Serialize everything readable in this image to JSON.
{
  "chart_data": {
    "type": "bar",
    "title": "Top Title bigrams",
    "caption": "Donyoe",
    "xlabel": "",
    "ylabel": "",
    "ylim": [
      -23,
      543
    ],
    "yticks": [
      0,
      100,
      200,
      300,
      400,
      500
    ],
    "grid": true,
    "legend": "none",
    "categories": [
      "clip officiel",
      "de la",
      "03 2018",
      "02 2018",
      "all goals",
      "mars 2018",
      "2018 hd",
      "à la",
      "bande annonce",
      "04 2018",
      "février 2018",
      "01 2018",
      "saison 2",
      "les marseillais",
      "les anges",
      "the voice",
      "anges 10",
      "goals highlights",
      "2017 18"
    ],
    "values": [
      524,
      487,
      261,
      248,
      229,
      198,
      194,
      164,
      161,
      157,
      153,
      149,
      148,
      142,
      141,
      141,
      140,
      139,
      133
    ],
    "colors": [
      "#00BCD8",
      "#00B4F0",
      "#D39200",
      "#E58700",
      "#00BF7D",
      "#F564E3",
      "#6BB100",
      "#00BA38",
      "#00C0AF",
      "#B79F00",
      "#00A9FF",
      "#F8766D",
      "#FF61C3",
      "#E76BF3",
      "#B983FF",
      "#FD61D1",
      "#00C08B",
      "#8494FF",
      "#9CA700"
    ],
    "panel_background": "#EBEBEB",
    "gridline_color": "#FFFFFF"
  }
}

********

● **GOAL OF THE EXERCISE**
Extract every line above exactly as it stands.

● **THE REPLY**
Serialize everything readable in this image to JSON.
{
  "chart_data": {
    "type": "bar",
    "title": "Top Title bigrams",
    "caption": "Donyoe",
    "xlabel": "",
    "ylabel": "",
    "ylim": [
      -23,
      543
    ],
    "yticks": [
      0,
      100,
      200,
      300,
      400,
      500
    ],
    "grid": true,
    "legend": "none",
    "categories": [
      "clip officiel",
      "de la",
      "03 2018",
      "02 2018",
      "all goals",
      "mars 2018",
      "2018 hd",
      "à la",
      "bande annonce",
      "04 2018",
      "février 2018",
      "01 2018",
      "saison 2",
      "les marseillais",
      "les anges",
      "the voice",
      "anges 10",
      "goals highlights",
      "2017 18"
    ],
    "values": [
      524,
      487,
      261,
      248,
      229,
      198,
      194,
      164,
      161,
      157,
      153,
      149,
      148,
      142,
      141,
      141,
      140,
      139,
      133
    ],
    "colors": [
      "#00BCD8",
      "#00B4F0",
      "#D39200",
      "#E58700",
      "#00BF7D",
      "#F564E3",
      "#6BB100",
      "#00BA38",
      "#00C0AF",
      "#B79F00",
      "#00A9FF",
      "#F8766D",
      "#FF61C3",
      "#E76BF3",
      "#B983FF",
      "#FD61D1",
      "#00C08B",
      "#8494FF",
      "#9CA700"
    ],
    "panel_background": "#EBEBEB",
    "gridline_color": "#FFFFFF"
  }
}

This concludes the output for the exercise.